- [DATA FOR THIS TASK]:
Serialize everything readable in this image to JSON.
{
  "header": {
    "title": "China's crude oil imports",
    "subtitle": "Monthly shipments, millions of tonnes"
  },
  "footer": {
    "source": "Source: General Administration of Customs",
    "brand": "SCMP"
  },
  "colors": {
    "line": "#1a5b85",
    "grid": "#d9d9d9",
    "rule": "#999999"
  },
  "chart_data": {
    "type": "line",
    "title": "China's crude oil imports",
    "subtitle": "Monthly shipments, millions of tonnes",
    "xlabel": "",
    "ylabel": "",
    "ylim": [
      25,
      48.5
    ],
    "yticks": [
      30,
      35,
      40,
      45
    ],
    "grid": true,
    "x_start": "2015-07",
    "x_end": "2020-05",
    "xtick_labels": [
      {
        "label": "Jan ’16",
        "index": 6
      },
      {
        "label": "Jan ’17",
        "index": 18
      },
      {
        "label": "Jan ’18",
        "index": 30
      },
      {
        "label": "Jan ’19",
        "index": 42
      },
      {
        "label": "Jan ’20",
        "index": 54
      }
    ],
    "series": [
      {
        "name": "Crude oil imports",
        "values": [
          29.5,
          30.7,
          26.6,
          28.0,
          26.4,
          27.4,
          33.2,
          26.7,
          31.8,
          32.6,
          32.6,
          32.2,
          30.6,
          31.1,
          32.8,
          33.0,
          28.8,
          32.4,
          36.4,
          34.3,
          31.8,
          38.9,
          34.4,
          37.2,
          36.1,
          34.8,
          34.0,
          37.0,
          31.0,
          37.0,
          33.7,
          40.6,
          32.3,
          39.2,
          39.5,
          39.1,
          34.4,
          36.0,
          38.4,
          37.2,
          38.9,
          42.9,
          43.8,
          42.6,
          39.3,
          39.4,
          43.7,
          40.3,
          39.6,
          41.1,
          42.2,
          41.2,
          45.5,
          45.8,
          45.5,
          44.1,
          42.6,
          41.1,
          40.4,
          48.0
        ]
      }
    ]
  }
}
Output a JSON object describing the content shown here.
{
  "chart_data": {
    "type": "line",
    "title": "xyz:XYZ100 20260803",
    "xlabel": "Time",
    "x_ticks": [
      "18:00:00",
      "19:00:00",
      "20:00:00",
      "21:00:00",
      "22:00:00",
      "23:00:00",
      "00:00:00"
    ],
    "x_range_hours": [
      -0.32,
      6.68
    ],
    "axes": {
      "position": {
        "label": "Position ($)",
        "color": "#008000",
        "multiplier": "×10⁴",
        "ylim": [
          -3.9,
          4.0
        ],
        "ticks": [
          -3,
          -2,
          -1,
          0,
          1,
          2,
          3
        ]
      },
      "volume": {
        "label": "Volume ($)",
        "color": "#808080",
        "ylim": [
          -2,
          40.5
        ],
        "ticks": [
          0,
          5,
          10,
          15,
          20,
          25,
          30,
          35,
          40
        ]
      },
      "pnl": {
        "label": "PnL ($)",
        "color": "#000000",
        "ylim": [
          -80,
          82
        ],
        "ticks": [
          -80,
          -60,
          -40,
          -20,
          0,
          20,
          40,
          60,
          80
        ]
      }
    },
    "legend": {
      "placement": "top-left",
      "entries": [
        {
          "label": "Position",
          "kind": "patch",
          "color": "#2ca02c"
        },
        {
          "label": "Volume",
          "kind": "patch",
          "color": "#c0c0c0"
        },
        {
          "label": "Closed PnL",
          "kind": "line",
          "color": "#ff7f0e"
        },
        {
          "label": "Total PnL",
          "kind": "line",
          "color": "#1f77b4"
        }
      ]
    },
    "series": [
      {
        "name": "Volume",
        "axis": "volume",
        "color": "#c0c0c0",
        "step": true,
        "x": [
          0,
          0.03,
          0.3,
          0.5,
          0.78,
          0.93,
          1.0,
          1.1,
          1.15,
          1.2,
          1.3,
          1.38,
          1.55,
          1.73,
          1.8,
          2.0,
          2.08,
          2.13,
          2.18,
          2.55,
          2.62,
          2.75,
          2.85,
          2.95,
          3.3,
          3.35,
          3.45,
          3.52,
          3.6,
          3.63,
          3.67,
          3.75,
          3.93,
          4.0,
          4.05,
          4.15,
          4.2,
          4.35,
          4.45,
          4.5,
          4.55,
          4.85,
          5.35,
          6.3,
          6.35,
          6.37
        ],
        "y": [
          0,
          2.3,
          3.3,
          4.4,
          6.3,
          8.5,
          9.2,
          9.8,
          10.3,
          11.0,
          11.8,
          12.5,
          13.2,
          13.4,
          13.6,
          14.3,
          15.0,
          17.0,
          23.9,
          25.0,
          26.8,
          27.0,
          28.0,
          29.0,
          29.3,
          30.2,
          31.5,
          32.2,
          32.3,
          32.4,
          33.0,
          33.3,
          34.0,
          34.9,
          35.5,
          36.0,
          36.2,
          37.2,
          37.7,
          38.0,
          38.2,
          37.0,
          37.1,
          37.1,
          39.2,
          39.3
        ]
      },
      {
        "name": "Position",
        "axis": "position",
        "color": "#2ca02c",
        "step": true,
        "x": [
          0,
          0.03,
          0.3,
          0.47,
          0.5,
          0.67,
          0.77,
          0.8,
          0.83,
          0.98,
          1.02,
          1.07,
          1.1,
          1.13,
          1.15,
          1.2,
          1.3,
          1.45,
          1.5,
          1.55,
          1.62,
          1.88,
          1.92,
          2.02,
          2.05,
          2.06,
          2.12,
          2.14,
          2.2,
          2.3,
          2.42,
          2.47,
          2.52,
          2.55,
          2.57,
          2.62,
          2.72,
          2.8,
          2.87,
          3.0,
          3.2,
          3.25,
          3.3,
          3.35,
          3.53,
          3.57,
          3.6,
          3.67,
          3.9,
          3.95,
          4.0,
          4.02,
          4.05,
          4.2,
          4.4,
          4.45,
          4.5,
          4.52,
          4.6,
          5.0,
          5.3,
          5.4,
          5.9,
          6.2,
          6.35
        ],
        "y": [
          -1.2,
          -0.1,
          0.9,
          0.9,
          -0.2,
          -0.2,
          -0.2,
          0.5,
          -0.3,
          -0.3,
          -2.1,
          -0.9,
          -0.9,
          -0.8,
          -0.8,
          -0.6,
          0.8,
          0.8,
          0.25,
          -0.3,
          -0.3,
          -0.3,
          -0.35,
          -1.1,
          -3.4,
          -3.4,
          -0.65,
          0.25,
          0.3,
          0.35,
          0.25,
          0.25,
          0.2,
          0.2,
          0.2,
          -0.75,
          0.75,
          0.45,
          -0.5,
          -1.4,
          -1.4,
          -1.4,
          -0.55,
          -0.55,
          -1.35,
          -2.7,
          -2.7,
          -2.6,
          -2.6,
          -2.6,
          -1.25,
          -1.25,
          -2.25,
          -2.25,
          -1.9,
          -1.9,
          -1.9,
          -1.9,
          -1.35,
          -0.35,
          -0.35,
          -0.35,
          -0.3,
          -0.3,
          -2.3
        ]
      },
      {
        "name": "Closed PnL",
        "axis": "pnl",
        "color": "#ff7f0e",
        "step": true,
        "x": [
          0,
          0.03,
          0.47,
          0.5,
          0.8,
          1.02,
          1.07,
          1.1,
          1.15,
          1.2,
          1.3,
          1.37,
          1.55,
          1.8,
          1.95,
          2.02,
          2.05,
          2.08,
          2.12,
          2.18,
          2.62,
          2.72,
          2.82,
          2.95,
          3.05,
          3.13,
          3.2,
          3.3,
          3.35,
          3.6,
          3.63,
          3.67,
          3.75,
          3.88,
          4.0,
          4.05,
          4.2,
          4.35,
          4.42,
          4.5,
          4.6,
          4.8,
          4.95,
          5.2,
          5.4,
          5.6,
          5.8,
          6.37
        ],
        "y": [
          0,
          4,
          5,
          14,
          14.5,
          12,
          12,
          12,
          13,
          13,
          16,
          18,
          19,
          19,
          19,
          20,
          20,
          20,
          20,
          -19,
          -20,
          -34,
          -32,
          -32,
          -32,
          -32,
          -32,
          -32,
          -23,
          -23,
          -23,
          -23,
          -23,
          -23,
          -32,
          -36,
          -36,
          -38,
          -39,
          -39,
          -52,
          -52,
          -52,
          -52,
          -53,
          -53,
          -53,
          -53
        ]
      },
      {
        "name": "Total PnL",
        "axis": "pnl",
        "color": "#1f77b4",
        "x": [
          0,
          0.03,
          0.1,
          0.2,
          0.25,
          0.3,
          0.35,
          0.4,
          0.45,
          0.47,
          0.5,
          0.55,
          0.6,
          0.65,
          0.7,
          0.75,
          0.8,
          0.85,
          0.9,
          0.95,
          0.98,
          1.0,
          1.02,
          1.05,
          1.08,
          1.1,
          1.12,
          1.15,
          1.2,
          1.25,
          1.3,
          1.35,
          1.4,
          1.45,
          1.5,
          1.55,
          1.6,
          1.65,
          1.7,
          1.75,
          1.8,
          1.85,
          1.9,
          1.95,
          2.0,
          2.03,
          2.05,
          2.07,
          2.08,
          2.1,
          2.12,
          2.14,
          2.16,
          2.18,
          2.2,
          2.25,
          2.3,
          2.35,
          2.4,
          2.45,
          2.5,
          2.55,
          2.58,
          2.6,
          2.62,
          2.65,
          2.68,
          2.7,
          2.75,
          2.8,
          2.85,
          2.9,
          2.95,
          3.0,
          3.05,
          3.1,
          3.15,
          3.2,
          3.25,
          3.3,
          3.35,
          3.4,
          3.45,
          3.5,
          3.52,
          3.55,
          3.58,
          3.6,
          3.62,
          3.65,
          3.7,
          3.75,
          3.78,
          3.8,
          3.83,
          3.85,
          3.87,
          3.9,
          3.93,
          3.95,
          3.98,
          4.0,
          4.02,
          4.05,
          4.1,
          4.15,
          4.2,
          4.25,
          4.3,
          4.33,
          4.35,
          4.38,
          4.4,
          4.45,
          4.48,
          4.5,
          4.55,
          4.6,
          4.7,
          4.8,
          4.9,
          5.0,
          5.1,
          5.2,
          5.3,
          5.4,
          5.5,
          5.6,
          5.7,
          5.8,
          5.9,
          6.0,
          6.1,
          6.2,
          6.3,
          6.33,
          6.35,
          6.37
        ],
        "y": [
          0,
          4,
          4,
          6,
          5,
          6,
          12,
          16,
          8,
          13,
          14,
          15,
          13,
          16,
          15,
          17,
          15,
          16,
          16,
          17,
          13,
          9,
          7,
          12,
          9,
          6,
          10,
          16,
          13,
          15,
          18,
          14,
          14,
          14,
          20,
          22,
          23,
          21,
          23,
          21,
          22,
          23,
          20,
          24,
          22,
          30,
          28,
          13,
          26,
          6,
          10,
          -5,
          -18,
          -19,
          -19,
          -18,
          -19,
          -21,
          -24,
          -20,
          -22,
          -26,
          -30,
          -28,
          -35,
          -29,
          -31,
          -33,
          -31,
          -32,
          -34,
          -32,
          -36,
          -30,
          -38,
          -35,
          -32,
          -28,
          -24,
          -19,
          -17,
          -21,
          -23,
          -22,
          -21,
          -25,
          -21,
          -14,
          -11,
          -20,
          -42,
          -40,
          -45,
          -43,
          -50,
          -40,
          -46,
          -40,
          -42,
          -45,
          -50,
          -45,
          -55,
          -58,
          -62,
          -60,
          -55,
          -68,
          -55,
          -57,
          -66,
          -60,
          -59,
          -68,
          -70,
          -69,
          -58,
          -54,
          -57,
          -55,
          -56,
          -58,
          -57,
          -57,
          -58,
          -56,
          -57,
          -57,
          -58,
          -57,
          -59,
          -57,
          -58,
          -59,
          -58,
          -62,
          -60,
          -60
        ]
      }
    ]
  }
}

- [WRITTEN EXERCISE]: Copy each line of the records above that carries the word "Monthly".

- [FULL ANSWER]:
    "subtitle": "Monthly shipments, millions of tonnes"
    "subtitle": "Monthly shipments, millions of tonnes",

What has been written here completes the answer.